== Stored rows ==
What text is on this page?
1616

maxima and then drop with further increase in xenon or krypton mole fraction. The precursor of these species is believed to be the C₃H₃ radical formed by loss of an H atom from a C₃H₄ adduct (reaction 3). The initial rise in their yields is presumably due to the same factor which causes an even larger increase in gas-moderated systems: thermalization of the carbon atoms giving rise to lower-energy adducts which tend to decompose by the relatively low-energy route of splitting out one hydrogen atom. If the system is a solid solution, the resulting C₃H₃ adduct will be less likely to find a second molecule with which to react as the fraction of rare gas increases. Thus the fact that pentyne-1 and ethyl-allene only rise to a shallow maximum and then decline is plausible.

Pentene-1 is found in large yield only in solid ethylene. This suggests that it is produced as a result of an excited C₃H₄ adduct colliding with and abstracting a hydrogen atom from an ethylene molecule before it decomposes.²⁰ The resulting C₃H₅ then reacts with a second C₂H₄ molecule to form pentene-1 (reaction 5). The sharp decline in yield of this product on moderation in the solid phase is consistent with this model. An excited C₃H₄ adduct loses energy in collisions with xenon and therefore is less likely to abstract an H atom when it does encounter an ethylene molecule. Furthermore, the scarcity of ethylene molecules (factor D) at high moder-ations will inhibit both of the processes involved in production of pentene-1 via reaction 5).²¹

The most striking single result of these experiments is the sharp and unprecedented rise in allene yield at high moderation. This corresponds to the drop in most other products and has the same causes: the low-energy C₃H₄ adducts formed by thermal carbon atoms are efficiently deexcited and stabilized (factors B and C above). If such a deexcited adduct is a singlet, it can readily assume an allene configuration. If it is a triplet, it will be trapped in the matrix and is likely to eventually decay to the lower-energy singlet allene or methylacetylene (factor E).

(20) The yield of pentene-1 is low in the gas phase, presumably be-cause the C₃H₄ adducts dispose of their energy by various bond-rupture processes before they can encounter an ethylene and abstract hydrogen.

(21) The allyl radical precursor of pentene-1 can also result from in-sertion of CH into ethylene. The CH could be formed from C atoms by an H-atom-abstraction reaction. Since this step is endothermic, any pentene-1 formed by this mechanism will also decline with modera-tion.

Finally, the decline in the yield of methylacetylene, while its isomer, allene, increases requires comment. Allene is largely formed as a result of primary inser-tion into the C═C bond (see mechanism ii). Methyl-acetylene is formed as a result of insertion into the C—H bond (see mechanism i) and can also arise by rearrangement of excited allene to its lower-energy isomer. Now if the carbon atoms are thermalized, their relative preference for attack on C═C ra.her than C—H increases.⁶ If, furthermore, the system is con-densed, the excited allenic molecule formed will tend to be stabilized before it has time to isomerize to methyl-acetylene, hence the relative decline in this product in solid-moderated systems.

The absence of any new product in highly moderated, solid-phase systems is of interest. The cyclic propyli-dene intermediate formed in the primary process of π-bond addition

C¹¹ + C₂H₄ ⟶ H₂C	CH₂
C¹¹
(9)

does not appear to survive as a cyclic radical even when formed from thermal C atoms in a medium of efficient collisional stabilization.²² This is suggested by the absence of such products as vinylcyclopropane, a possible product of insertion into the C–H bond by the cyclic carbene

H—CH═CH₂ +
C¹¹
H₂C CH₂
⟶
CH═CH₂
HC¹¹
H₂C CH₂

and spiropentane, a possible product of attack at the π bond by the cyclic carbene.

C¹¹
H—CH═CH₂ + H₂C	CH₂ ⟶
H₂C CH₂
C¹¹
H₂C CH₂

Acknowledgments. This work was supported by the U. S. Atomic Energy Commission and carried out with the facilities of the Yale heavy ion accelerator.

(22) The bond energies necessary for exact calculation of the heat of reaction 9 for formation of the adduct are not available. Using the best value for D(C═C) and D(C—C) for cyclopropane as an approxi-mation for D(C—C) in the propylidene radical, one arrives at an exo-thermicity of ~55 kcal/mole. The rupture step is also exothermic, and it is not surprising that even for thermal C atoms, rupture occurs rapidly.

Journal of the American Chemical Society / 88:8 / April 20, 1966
===
> Problem to solve:
Extract the full listing and reproduce each line exactly.

> Solution:
What text is on this page?
1616

maxima and then drop with further increase in xenon or krypton mole fraction. The precursor of these species is believed to be the C₃H₃ radical formed by loss of an H atom from a C₃H₄ adduct (reaction 3). The initial rise in their yields is presumably due to the same factor which causes an even larger increase in gas-moderated systems: thermalization of the carbon atoms giving rise to lower-energy adducts which tend to decompose by the relatively low-energy route of splitting out one hydrogen atom. If the system is a solid solution, the resulting C₃H₃ adduct will be less likely to find a second molecule with which to react as the fraction of rare gas increases. Thus the fact that pentyne-1 and ethyl-allene only rise to a shallow maximum and then decline is plausible.

Pentene-1 is found in large yield only in solid ethylene. This suggests that it is produced as a result of an excited C₃H₄ adduct colliding with and abstracting a hydrogen atom from an ethylene molecule before it decomposes.²⁰ The resulting C₃H₅ then reacts with a second C₂H₄ molecule to form pentene-1 (reaction 5). The sharp decline in yield of this product on moderation in the solid phase is consistent with this model. An excited C₃H₄ adduct loses energy in collisions with xenon and therefore is less likely to abstract an H atom when it does encounter an ethylene molecule. Furthermore, the scarcity of ethylene molecules (factor D) at high moder-ations will inhibit both of the processes involved in production of pentene-1 via reaction 5).²¹

The most striking single result of these experiments is the sharp and unprecedented rise in allene yield at high moderation. This corresponds to the drop in most other products and has the same causes: the low-energy C₃H₄ adducts formed by thermal carbon atoms are efficiently deexcited and stabilized (factors B and C above). If such a deexcited adduct is a singlet, it can readily assume an allene configuration. If it is a triplet, it will be trapped in the matrix and is likely to eventually decay to the lower-energy singlet allene or methylacetylene (factor E).

(20) The yield of pentene-1 is low in the gas phase, presumably be-cause the C₃H₄ adducts dispose of their energy by various bond-rupture processes before they can encounter an ethylene and abstract hydrogen.

(21) The allyl radical precursor of pentene-1 can also result from in-sertion of CH into ethylene. The CH could be formed from C atoms by an H-atom-abstraction reaction. Since this step is endothermic, any pentene-1 formed by this mechanism will also decline with modera-tion.

Finally, the decline in the yield of methylacetylene, while its isomer, allene, increases requires comment. Allene is largely formed as a result of primary inser-tion into the C═C bond (see mechanism ii). Methyl-acetylene is formed as a result of insertion into the C—H bond (see mechanism i) and can also arise by rearrangement of excited allene to its lower-energy isomer. Now if the carbon atoms are thermalized, their relative preference for attack on C═C ra.her than C—H increases.⁶ If, furthermore, the system is con-densed, the excited allenic molecule formed will tend to be stabilized before it has time to isomerize to methyl-acetylene, hence the relative decline in this product in solid-moderated systems.

The absence of any new product in highly moderated, solid-phase systems is of interest. The cyclic propyli-dene intermediate formed in the primary process of π-bond addition

C¹¹ + C₂H₄ ⟶ H₂C	CH₂
C¹¹
(9)

does not appear to survive as a cyclic radical even when formed from thermal C atoms in a medium of efficient collisional stabilization.²² This is suggested by the absence of such products as vinylcyclopropane, a possible product of insertion into the C–H bond by the cyclic carbene

H—CH═CH₂ +
C¹¹
H₂C CH₂
⟶
CH═CH₂
HC¹¹
H₂C CH₂

and spiropentane, a possible product of attack at the π bond by the cyclic carbene.

C¹¹
H—CH═CH₂ + H₂C	CH₂ ⟶
H₂C CH₂
C¹¹
H₂C CH₂

Acknowledgments. This work was supported by the U. S. Atomic Energy Commission and carried out with the facilities of the Yale heavy ion accelerator.

(22) The bond energies necessary for exact calculation of the heat of reaction 9 for formation of the adduct are not available. Using the best value for D(C═C) and D(C—C) for cyclopropane as an approxi-mation for D(C—C) in the propylidene radical, one arrives at an exo-thermicity of ~55 kcal/mole. The rupture step is also exothermic, and it is not surprising that even for thermal C atoms, rupture occurs rapidly.

Journal of the American Chemical Society / 88:8 / April 20, 1966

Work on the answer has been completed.